### Task
Write out all of the entries exactly as given.

### Material supplied
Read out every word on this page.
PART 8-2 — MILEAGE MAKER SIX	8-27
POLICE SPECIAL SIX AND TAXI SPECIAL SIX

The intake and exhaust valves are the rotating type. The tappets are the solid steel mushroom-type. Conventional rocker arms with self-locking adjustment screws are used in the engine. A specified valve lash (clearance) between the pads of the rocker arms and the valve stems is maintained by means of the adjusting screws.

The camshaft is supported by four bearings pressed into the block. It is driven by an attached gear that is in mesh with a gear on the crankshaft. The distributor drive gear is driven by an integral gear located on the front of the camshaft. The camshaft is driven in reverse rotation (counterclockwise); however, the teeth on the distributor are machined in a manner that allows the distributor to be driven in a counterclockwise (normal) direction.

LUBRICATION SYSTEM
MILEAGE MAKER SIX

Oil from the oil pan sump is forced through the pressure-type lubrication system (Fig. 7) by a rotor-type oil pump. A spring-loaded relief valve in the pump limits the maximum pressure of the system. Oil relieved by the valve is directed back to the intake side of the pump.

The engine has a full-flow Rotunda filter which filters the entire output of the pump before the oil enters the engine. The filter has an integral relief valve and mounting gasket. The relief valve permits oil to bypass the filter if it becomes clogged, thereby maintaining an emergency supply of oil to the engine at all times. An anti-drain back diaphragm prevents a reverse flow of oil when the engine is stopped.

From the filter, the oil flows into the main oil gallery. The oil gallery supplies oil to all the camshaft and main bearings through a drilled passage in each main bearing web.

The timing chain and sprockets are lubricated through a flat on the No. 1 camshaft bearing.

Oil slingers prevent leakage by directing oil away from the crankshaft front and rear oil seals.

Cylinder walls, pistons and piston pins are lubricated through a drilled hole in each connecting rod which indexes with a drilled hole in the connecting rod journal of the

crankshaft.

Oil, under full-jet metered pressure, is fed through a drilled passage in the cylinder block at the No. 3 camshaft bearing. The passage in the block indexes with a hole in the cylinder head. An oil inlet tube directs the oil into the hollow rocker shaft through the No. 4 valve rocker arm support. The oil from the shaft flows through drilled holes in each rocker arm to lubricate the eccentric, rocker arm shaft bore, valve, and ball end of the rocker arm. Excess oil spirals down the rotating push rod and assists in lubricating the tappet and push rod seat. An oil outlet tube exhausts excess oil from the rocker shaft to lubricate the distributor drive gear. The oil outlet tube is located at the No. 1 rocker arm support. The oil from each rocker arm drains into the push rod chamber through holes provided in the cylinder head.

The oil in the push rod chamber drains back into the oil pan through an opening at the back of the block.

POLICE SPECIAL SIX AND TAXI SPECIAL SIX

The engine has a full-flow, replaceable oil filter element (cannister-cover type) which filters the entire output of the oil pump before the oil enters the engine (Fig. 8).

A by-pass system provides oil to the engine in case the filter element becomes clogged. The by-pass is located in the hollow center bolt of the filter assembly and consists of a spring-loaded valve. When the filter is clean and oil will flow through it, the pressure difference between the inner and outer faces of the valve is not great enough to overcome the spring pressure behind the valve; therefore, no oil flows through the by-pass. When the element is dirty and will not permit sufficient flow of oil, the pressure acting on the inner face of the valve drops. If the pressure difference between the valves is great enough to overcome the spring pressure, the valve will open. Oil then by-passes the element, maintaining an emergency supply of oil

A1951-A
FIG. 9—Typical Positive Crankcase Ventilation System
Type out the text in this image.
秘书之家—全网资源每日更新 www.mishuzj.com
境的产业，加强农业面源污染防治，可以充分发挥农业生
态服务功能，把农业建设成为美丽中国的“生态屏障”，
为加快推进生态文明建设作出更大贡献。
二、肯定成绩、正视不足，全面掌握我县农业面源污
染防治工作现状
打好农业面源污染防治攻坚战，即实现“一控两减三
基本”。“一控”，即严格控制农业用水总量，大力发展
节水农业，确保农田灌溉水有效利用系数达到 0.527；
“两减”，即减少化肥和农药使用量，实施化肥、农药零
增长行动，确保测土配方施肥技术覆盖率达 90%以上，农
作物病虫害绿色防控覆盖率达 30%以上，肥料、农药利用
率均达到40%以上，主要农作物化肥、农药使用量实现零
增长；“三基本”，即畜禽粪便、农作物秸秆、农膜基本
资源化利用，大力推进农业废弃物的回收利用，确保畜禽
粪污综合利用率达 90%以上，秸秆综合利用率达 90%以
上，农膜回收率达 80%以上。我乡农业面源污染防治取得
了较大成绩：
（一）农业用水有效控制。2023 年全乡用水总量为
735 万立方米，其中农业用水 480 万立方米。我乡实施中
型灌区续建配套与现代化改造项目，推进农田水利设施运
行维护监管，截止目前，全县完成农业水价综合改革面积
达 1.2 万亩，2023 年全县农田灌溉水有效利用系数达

### Worked solution
Read out every word on this page.
PART 8-2 — MILEAGE MAKER SIX	8-27
POLICE SPECIAL SIX AND TAXI SPECIAL SIX

The intake and exhaust valves are the rotating type. The tappets are the solid steel mushroom-type. Conventional rocker arms with self-locking adjustment screws are used in the engine. A specified valve lash (clearance) between the pads of the rocker arms and the valve stems is maintained by means of the adjusting screws.

The camshaft is supported by four bearings pressed into the block. It is driven by an attached gear that is in mesh with a gear on the crankshaft. The distributor drive gear is driven by an integral gear located on the front of the camshaft. The camshaft is driven in reverse rotation (counterclockwise); however, the teeth on the distributor are machined in a manner that allows the distributor to be driven in a counterclockwise (normal) direction.

LUBRICATION SYSTEM
MILEAGE MAKER SIX

Oil from the oil pan sump is forced through the pressure-type lubrication system (Fig. 7) by a rotor-type oil pump. A spring-loaded relief valve in the pump limits the maximum pressure of the system. Oil relieved by the valve is directed back to the intake side of the pump.

The engine has a full-flow Rotunda filter which filters the entire output of the pump before the oil enters the engine. The filter has an integral relief valve and mounting gasket. The relief valve permits oil to bypass the filter if it becomes clogged, thereby maintaining an emergency supply of oil to the engine at all times. An anti-drain back diaphragm prevents a reverse flow of oil when the engine is stopped.

From the filter, the oil flows into the main oil gallery. The oil gallery supplies oil to all the camshaft and main bearings through a drilled passage in each main bearing web.

The timing chain and sprockets are lubricated through a flat on the No. 1 camshaft bearing.

Oil slingers prevent leakage by directing oil away from the crankshaft front and rear oil seals.

Cylinder walls, pistons and piston pins are lubricated through a drilled hole in each connecting rod which indexes with a drilled hole in the connecting rod journal of the

crankshaft.

Oil, under full-jet metered pressure, is fed through a drilled passage in the cylinder block at the No. 3 camshaft bearing. The passage in the block indexes with a hole in the cylinder head. An oil inlet tube directs the oil into the hollow rocker shaft through the No. 4 valve rocker arm support. The oil from the shaft flows through drilled holes in each rocker arm to lubricate the eccentric, rocker arm shaft bore, valve, and ball end of the rocker arm. Excess oil spirals down the rotating push rod and assists in lubricating the tappet and push rod seat. An oil outlet tube exhausts excess oil from the rocker shaft to lubricate the distributor drive gear. The oil outlet tube is located at the No. 1 rocker arm support. The oil from each rocker arm drains into the push rod chamber through holes provided in the cylinder head.

The oil in the push rod chamber drains back into the oil pan through an opening at the back of the block.

POLICE SPECIAL SIX AND TAXI SPECIAL SIX

The engine has a full-flow, replaceable oil filter element (cannister-cover type) which filters the entire output of the oil pump before the oil enters the engine (Fig. 8).

A by-pass system provides oil to the engine in case the filter element becomes clogged. The by-pass is located in the hollow center bolt of the filter assembly and consists of a spring-loaded valve. When the filter is clean and oil will flow through it, the pressure difference between the inner and outer faces of the valve is not great enough to overcome the spring pressure behind the valve; therefore, no oil flows through the by-pass. When the element is dirty and will not permit sufficient flow of oil, the pressure acting on the inner face of the valve drops. If the pressure difference between the valves is great enough to overcome the spring pressure, the valve will open. Oil then by-passes the element, maintaining an emergency supply of oil

A1951-A
FIG. 9—Typical Positive Crankcase Ventilation System
Type out the text in this image.
秘书之家—全网资源每日更新 www.mishuzj.com
境的产业，加强农业面源污染防治，可以充分发挥农业生
态服务功能，把农业建设成为美丽中国的“生态屏障”，
为加快推进生态文明建设作出更大贡献。
二、肯定成绩、正视不足，全面掌握我县农业面源污
染防治工作现状
打好农业面源污染防治攻坚战，即实现“一控两减三
基本”。“一控”，即严格控制农业用水总量，大力发展
节水农业，确保农田灌溉水有效利用系数达到 0.527；
“两减”，即减少化肥和农药使用量，实施化肥、农药零
增长行动，确保测土配方施肥技术覆盖率达 90%以上，农
作物病虫害绿色防控覆盖率达 30%以上，肥料、农药利用
率均达到40%以上，主要农作物化肥、农药使用量实现零
增长；“三基本”，即畜禽粪便、农作物秸秆、农膜基本
资源化利用，大力推进农业废弃物的回收利用，确保畜禽
粪污综合利用率达 90%以上，秸秆综合利用率达 90%以
上，农膜回收率达 80%以上。我乡农业面源污染防治取得
了较大成绩：
（一）农业用水有效控制。2023 年全乡用水总量为
735 万立方米，其中农业用水 480 万立方米。我乡实施中
型灌区续建配套与现代化改造项目，推进农田水利设施运
行维护监管，截止目前，全县完成农业水价综合改革面积
达 1.2 万亩，2023 年全县农田灌溉水有效利用系数达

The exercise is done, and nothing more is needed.